Exercise requirements
Identify the lines that contain the word "ΔPish", then copy them.
-- START Given data --
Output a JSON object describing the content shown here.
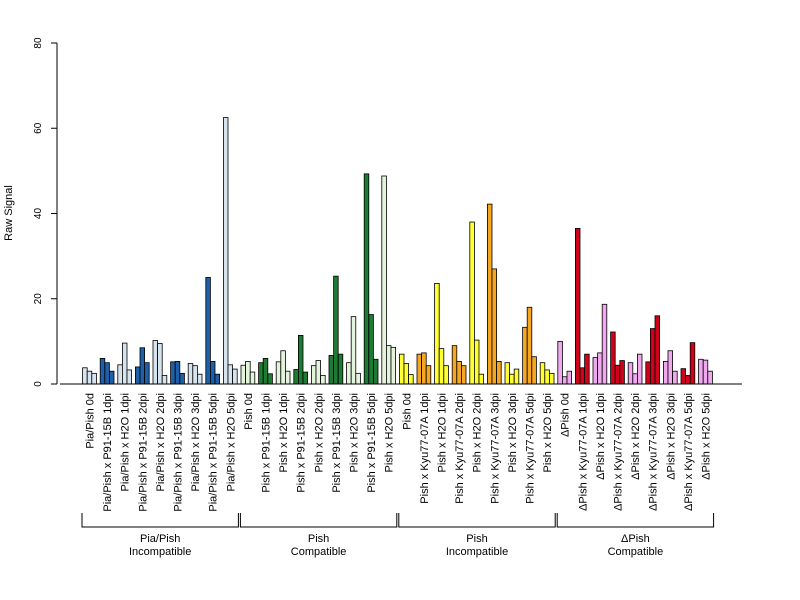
{
  "chart_data": {
    "type": "bar",
    "ylabel": "Raw Signal",
    "xlabel": "",
    "title": "",
    "ylim": [
      0,
      80
    ],
    "yticks": [
      0,
      20,
      40,
      60,
      80
    ],
    "grid": false,
    "categories": [
      "Pia/Pish 0d",
      "Pia/Pish x P91-15B 1dpi",
      "Pia/Pish x H2O 1dpi",
      "Pia/Pish x P91-15B 2dpi",
      "Pia/Pish x H2O 2dpi",
      "Pia/Pish x P91-15B 3dpi",
      "Pia/Pish x H2O 3dpi",
      "Pia/Pish x P91-15B 5dpi",
      "Pia/Pish x H2O 5dpi",
      "Pish 0d",
      "Pish x P91-15B 1dpi",
      "Pish x H2O 1dpi",
      "Pish x P91-15B 2dpi",
      "Pish x H2O 2dpi",
      "Pish x P91-15B 3dpi",
      "Pish x H2O 3dpi",
      "Pish x P91-15B 5dpi",
      "Pish x H2O 5dpi",
      "Pish 0d",
      "Pish x Kyu77-07A 1dpi",
      "Pish x H2O 1dpi",
      "Pish x Kyu77-07A 2dpi",
      "Pish x H2O 2dpi",
      "Pish x Kyu77-07A 3dpi",
      "Pish x H2O 3dpi",
      "Pish x Kyu77-07A 5dpi",
      "Pish x H2O 5dpi",
      "ΔPish 0d",
      "ΔPish x Kyu77-07A 1dpi",
      "ΔPish x H2O 1dpi",
      "ΔPish x Kyu77-07A 2dpi",
      "ΔPish x H2O 2dpi",
      "ΔPish x Kyu77-07A 3dpi",
      "ΔPish x H2O 3dpi",
      "ΔPish x Kyu77-07A 5dpi",
      "ΔPish x H2O 5dpi"
    ],
    "category_colors": [
      "#d6e4f0",
      "#1f5fa8",
      "#d6e4f0",
      "#1f5fa8",
      "#d6e4f0",
      "#1f5fa8",
      "#d6e4f0",
      "#1f5fa8",
      "#d6e4f0",
      "#e3f3dc",
      "#1f7a33",
      "#e3f3dc",
      "#1f7a33",
      "#e3f3dc",
      "#1f7a33",
      "#e3f3dc",
      "#1f7a33",
      "#e3f3dc",
      "#ffff33",
      "#f5a623",
      "#ffff33",
      "#f5a623",
      "#ffff33",
      "#f5a623",
      "#ffff33",
      "#f5a623",
      "#ffff33",
      "#f0a8ee",
      "#d0021b",
      "#f0a8ee",
      "#d0021b",
      "#f0a8ee",
      "#d0021b",
      "#f0a8ee",
      "#d0021b",
      "#f0a8ee"
    ],
    "values": [
      [
        3.8,
        3.0,
        2.5
      ],
      [
        6.0,
        5.0,
        3.0
      ],
      [
        4.5,
        9.6,
        3.3
      ],
      [
        4.0,
        8.5,
        5.0
      ],
      [
        10.2,
        9.5,
        2.0
      ],
      [
        5.2,
        5.3,
        2.5
      ],
      [
        4.8,
        4.3,
        2.3
      ],
      [
        25.0,
        5.3,
        2.3
      ],
      [
        62.5,
        4.5,
        3.5
      ],
      [
        4.4,
        5.3,
        2.8
      ],
      [
        5.0,
        6.0,
        2.4
      ],
      [
        5.2,
        7.8,
        3.0
      ],
      [
        3.4,
        11.4,
        2.8
      ],
      [
        4.3,
        5.5,
        2.0
      ],
      [
        6.7,
        25.3,
        7.0
      ],
      [
        5.0,
        15.8,
        2.5
      ],
      [
        49.3,
        16.3,
        5.8
      ],
      [
        48.8,
        9.0,
        8.6
      ],
      [
        7.0,
        4.8,
        2.2
      ],
      [
        7.0,
        7.3,
        4.3
      ],
      [
        23.6,
        8.3,
        4.3
      ],
      [
        9.0,
        5.3,
        4.3
      ],
      [
        38.0,
        10.3,
        2.3
      ],
      [
        42.2,
        27.0,
        5.3
      ],
      [
        5.0,
        2.3,
        3.5
      ],
      [
        13.3,
        18.0,
        6.4
      ],
      [
        5.0,
        3.3,
        2.5
      ],
      [
        10.0,
        1.7,
        3.0
      ],
      [
        36.5,
        3.8,
        7.0
      ],
      [
        6.2,
        7.3,
        18.7
      ],
      [
        12.2,
        4.4,
        5.5
      ],
      [
        5.0,
        2.4,
        7.0
      ],
      [
        5.2,
        13.0,
        16.0
      ],
      [
        5.3,
        7.8,
        3.0
      ],
      [
        3.6,
        2.0,
        9.7
      ],
      [
        5.8,
        5.6,
        3.0
      ]
    ],
    "groups": [
      {
        "label_line1": "Pia/Pish",
        "label_line2": "Incompatible",
        "start": 0,
        "end": 8
      },
      {
        "label_line1": "Pish",
        "label_line2": "Compatible",
        "start": 9,
        "end": 17
      },
      {
        "label_line1": "Pish",
        "label_line2": "Incompatible",
        "start": 18,
        "end": 26
      },
      {
        "label_line1": "ΔPish",
        "label_line2": "Compatible",
        "start": 27,
        "end": 35
      }
    ]
  }
}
-- END Given data --
Task output
      "ΔPish 0d",
      "ΔPish x Kyu77-07A 1dpi",
      "ΔPish x H2O 1dpi",
      "ΔPish x Kyu77-07A 2dpi",
      "ΔPish x H2O 2dpi",
      "ΔPish x Kyu77-07A 3dpi",
      "ΔPish x H2O 3dpi",
      "ΔPish x Kyu77-07A 5dpi",
      "ΔPish x H2O 5dpi"
        "label_line1": "ΔPish",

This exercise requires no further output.